======== Rows
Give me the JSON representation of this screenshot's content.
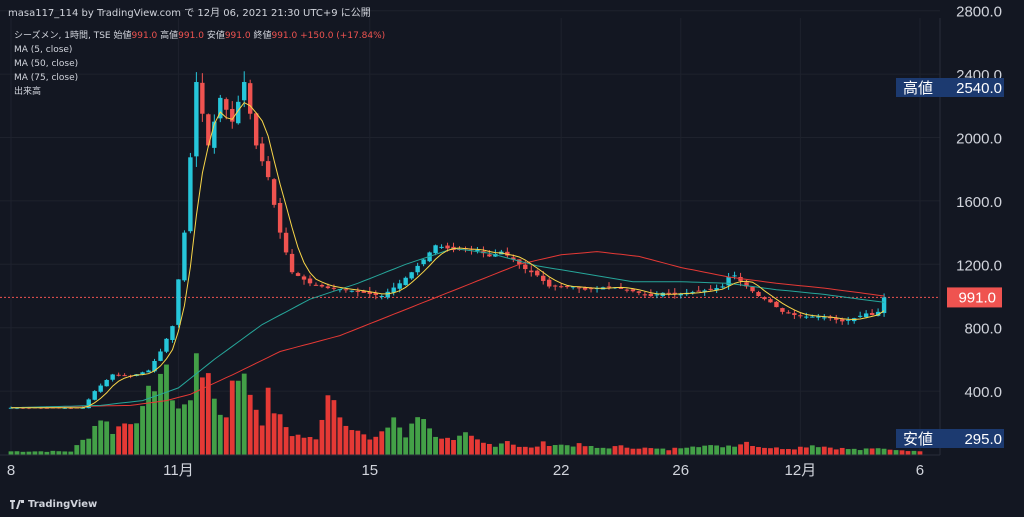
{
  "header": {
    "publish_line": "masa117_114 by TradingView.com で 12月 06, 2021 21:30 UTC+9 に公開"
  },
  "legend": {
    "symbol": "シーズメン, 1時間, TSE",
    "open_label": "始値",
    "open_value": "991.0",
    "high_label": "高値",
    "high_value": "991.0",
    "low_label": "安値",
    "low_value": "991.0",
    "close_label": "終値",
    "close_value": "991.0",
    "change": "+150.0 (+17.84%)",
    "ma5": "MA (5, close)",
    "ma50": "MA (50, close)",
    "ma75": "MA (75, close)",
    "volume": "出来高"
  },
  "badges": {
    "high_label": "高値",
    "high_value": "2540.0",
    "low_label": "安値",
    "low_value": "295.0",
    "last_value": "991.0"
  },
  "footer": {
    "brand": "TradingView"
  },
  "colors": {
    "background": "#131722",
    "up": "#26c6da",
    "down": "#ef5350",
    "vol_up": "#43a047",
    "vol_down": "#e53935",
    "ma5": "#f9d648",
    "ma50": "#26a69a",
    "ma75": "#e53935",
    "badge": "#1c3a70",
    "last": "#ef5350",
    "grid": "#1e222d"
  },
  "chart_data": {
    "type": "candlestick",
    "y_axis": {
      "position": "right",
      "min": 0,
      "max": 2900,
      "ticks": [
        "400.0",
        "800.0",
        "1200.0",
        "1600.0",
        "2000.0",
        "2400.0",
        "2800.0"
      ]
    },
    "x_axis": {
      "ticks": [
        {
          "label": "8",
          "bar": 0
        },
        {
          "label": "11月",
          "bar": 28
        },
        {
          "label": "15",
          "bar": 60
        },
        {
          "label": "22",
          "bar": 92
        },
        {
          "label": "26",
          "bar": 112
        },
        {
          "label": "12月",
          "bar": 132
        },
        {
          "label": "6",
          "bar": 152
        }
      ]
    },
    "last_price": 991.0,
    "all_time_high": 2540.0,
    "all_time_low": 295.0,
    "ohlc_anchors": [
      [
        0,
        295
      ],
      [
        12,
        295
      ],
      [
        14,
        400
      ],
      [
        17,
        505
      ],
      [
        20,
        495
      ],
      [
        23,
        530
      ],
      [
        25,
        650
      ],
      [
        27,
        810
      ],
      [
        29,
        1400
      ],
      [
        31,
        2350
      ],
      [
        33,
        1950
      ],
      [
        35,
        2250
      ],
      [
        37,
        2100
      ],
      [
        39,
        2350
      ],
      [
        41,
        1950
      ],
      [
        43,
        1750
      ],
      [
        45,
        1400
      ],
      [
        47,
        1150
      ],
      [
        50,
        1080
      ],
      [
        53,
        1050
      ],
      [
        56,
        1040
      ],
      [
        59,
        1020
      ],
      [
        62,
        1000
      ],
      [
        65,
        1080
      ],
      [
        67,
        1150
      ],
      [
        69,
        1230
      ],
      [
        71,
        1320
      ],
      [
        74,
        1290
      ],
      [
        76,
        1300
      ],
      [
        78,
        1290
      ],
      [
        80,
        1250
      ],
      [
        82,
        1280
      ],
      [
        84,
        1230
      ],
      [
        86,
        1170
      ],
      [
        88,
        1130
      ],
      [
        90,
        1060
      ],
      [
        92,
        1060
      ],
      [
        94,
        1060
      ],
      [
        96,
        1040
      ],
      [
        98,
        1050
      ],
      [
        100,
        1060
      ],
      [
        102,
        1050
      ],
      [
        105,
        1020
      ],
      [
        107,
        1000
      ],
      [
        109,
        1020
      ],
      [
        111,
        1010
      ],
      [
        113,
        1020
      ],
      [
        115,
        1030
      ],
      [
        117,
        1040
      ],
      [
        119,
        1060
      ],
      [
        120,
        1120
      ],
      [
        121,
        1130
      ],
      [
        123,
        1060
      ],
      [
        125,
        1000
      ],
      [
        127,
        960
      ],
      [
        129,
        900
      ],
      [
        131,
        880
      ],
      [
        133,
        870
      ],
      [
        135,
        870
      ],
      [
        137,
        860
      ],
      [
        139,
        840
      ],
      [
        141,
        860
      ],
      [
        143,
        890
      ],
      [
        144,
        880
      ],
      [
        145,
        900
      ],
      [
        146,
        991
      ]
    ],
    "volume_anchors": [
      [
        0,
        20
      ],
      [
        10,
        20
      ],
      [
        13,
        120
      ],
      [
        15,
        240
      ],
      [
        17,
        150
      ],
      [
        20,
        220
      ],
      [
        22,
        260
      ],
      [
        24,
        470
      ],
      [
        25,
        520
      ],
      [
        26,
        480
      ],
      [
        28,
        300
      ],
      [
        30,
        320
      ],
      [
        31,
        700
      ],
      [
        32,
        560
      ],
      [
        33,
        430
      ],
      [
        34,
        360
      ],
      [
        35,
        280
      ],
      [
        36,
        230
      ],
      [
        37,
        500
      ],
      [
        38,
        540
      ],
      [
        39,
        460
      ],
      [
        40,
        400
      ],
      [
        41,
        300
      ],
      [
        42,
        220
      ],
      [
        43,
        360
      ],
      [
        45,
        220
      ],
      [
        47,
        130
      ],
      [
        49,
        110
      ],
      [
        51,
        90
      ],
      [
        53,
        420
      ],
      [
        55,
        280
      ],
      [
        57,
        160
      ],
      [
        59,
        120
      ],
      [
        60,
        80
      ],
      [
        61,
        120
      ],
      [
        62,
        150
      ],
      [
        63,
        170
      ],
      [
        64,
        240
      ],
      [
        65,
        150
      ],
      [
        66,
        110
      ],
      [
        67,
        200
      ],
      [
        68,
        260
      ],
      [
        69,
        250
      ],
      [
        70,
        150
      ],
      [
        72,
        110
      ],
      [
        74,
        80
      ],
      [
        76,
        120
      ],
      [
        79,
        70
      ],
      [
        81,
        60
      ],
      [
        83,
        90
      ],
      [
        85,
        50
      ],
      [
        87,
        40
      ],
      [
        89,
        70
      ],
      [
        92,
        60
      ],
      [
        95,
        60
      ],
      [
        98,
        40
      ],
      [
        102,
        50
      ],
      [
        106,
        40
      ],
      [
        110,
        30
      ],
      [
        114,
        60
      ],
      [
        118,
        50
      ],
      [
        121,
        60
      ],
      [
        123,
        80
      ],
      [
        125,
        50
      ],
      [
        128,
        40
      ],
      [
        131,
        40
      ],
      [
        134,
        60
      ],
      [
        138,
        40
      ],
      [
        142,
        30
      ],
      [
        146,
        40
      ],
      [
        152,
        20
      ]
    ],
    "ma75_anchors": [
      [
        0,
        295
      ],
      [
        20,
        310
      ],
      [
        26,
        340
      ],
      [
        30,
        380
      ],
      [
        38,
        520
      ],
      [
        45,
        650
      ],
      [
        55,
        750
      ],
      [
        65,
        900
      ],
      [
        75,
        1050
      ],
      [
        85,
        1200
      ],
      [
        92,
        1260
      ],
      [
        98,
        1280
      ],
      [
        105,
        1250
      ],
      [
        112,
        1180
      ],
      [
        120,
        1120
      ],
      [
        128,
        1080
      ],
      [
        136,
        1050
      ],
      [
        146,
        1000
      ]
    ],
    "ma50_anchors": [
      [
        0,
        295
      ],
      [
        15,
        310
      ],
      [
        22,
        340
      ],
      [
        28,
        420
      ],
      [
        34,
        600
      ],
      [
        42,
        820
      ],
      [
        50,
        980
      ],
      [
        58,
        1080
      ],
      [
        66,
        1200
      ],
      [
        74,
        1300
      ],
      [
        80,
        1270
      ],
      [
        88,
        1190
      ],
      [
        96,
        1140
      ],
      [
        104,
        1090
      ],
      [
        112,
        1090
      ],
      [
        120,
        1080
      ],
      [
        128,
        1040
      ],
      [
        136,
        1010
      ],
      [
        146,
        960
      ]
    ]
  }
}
================
- Problem statement
Pictures in the data above should not be copied; transcribe everything else exactly.

- Correct output
Give me the JSON representation of this screenshot's content.
{
  "header": {
    "publish_line": "masa117_114 by TradingView.com で 12月 06, 2021 21:30 UTC+9 に公開"
  },
  "legend": {
    "symbol": "シーズメン, 1時間, TSE",
    "open_label": "始値",
    "open_value": "991.0",
    "high_label": "高値",
    "high_value": "991.0",
    "low_label": "安値",
    "low_value": "991.0",
    "close_label": "終値",
    "close_value": "991.0",
    "change": "+150.0 (+17.84%)",
    "ma5": "MA (5, close)",
    "ma50": "MA (50, close)",
    "ma75": "MA (75, close)",
    "volume": "出来高"
  },
  "badges": {
    "high_label": "高値",
    "high_value": "2540.0",
    "low_label": "安値",
    "low_value": "295.0",
    "last_value": "991.0"
  },
  "footer": {
    "brand": "TradingView"
  },
  "colors": {
    "background": "#131722",
    "up": "#26c6da",
    "down": "#ef5350",
    "vol_up": "#43a047",
    "vol_down": "#e53935",
    "ma5": "#f9d648",
    "ma50": "#26a69a",
    "ma75": "#e53935",
    "badge": "#1c3a70",
    "last": "#ef5350",
    "grid": "#1e222d"
  },
  "chart_data": {
    "type": "candlestick",
    "y_axis": {
      "position": "right",
      "min": 0,
      "max": 2900,
      "ticks": [
        "400.0",
        "800.0",
        "1200.0",
        "1600.0",
        "2000.0",
        "2400.0",
        "2800.0"
      ]
    },
    "x_axis": {
      "ticks": [
        {
          "label": "8",
          "bar": 0
        },
        {
          "label": "11月",
          "bar": 28
        },
        {
          "label": "15",
          "bar": 60
        },
        {
          "label": "22",
          "bar": 92
        },
        {
          "label": "26",
          "bar": 112
        },
        {
          "label": "12月",
          "bar": 132
        },
        {
          "label": "6",
          "bar": 152
        }
      ]
    },
    "last_price": 991.0,
    "all_time_high": 2540.0,
    "all_time_low": 295.0,
    "ohlc_anchors": [
      [
        0,
        295
      ],
      [
        12,
        295
      ],
      [
        14,
        400
      ],
      [
        17,
        505
      ],
      [
        20,
        495
      ],
      [
        23,
        530
      ],
      [
        25,
        650
      ],
      [
        27,
        810
      ],
      [
        29,
        1400
      ],
      [
        31,
        2350
      ],
      [
        33,
        1950
      ],
      [
        35,
        2250
      ],
      [
        37,
        2100
      ],
      [
        39,
        2350
      ],
      [
        41,
        1950
      ],
      [
        43,
        1750
      ],
      [
        45,
        1400
      ],
      [
        47,
        1150
      ],
      [
        50,
        1080
      ],
      [
        53,
        1050
      ],
      [
        56,
        1040
      ],
      [
        59,
        1020
      ],
      [
        62,
        1000
      ],
      [
        65,
        1080
      ],
      [
        67,
        1150
      ],
      [
        69,
        1230
      ],
      [
        71,
        1320
      ],
      [
        74,
        1290
      ],
      [
        76,
        1300
      ],
      [
        78,
        1290
      ],
      [
        80,
        1250
      ],
      [
        82,
        1280
      ],
      [
        84,
        1230
      ],
      [
        86,
        1170
      ],
      [
        88,
        1130
      ],
      [
        90,
        1060
      ],
      [
        92,
        1060
      ],
      [
        94,
        1060
      ],
      [
        96,
        1040
      ],
      [
        98,
        1050
      ],
      [
        100,
        1060
      ],
      [
        102,
        1050
      ],
      [
        105,
        1020
      ],
      [
        107,
        1000
      ],
      [
        109,
        1020
      ],
      [
        111,
        1010
      ],
      [
        113,
        1020
      ],
      [
        115,
        1030
      ],
      [
        117,
        1040
      ],
      [
        119,
        1060
      ],
      [
        120,
        1120
      ],
      [
        121,
        1130
      ],
      [
        123,
        1060
      ],
      [
        125,
        1000
      ],
      [
        127,
        960
      ],
      [
        129,
        900
      ],
      [
        131,
        880
      ],
      [
        133,
        870
      ],
      [
        135,
        870
      ],
      [
        137,
        860
      ],
      [
        139,
        840
      ],
      [
        141,
        860
      ],
      [
        143,
        890
      ],
      [
        144,
        880
      ],
      [
        145,
        900
      ],
      [
        146,
        991
      ]
    ],
    "volume_anchors": [
      [
        0,
        20
      ],
      [
        10,
        20
      ],
      [
        13,
        120
      ],
      [
        15,
        240
      ],
      [
        17,
        150
      ],
      [
        20,
        220
      ],
      [
        22,
        260
      ],
      [
        24,
        470
      ],
      [
        25,
        520
      ],
      [
        26,
        480
      ],
      [
        28,
        300
      ],
      [
        30,
        320
      ],
      [
        31,
        700
      ],
      [
        32,
        560
      ],
      [
        33,
        430
      ],
      [
        34,
        360
      ],
      [
        35,
        280
      ],
      [
        36,
        230
      ],
      [
        37,
        500
      ],
      [
        38,
        540
      ],
      [
        39,
        460
      ],
      [
        40,
        400
      ],
      [
        41,
        300
      ],
      [
        42,
        220
      ],
      [
        43,
        360
      ],
      [
        45,
        220
      ],
      [
        47,
        130
      ],
      [
        49,
        110
      ],
      [
        51,
        90
      ],
      [
        53,
        420
      ],
      [
        55,
        280
      ],
      [
        57,
        160
      ],
      [
        59,
        120
      ],
      [
        60,
        80
      ],
      [
        61,
        120
      ],
      [
        62,
        150
      ],
      [
        63,
        170
      ],
      [
        64,
        240
      ],
      [
        65,
        150
      ],
      [
        66,
        110
      ],
      [
        67,
        200
      ],
      [
        68,
        260
      ],
      [
        69,
        250
      ],
      [
        70,
        150
      ],
      [
        72,
        110
      ],
      [
        74,
        80
      ],
      [
        76,
        120
      ],
      [
        79,
        70
      ],
      [
        81,
        60
      ],
      [
        83,
        90
      ],
      [
        85,
        50
      ],
      [
        87,
        40
      ],
      [
        89,
        70
      ],
      [
        92,
        60
      ],
      [
        95,
        60
      ],
      [
        98,
        40
      ],
      [
        102,
        50
      ],
      [
        106,
        40
      ],
      [
        110,
        30
      ],
      [
        114,
        60
      ],
      [
        118,
        50
      ],
      [
        121,
        60
      ],
      [
        123,
        80
      ],
      [
        125,
        50
      ],
      [
        128,
        40
      ],
      [
        131,
        40
      ],
      [
        134,
        60
      ],
      [
        138,
        40
      ],
      [
        142,
        30
      ],
      [
        146,
        40
      ],
      [
        152,
        20
      ]
    ],
    "ma75_anchors": [
      [
        0,
        295
      ],
      [
        20,
        310
      ],
      [
        26,
        340
      ],
      [
        30,
        380
      ],
      [
        38,
        520
      ],
      [
        45,
        650
      ],
      [
        55,
        750
      ],
      [
        65,
        900
      ],
      [
        75,
        1050
      ],
      [
        85,
        1200
      ],
      [
        92,
        1260
      ],
      [
        98,
        1280
      ],
      [
        105,
        1250
      ],
      [
        112,
        1180
      ],
      [
        120,
        1120
      ],
      [
        128,
        1080
      ],
      [
        136,
        1050
      ],
      [
        146,
        1000
      ]
    ],
    "ma50_anchors": [
      [
        0,
        295
      ],
      [
        15,
        310
      ],
      [
        22,
        340
      ],
      [
        28,
        420
      ],
      [
        34,
        600
      ],
      [
        42,
        820
      ],
      [
        50,
        980
      ],
      [
        58,
        1080
      ],
      [
        66,
        1200
      ],
      [
        74,
        1300
      ],
      [
        80,
        1270
      ],
      [
        88,
        1190
      ],
      [
        96,
        1140
      ],
      [
        104,
        1090
      ],
      [
        112,
        1090
      ],
      [
        120,
        1080
      ],
      [
        128,
        1040
      ],
      [
        136,
        1010
      ],
      [
        146,
        960
      ]
    ]
  }
}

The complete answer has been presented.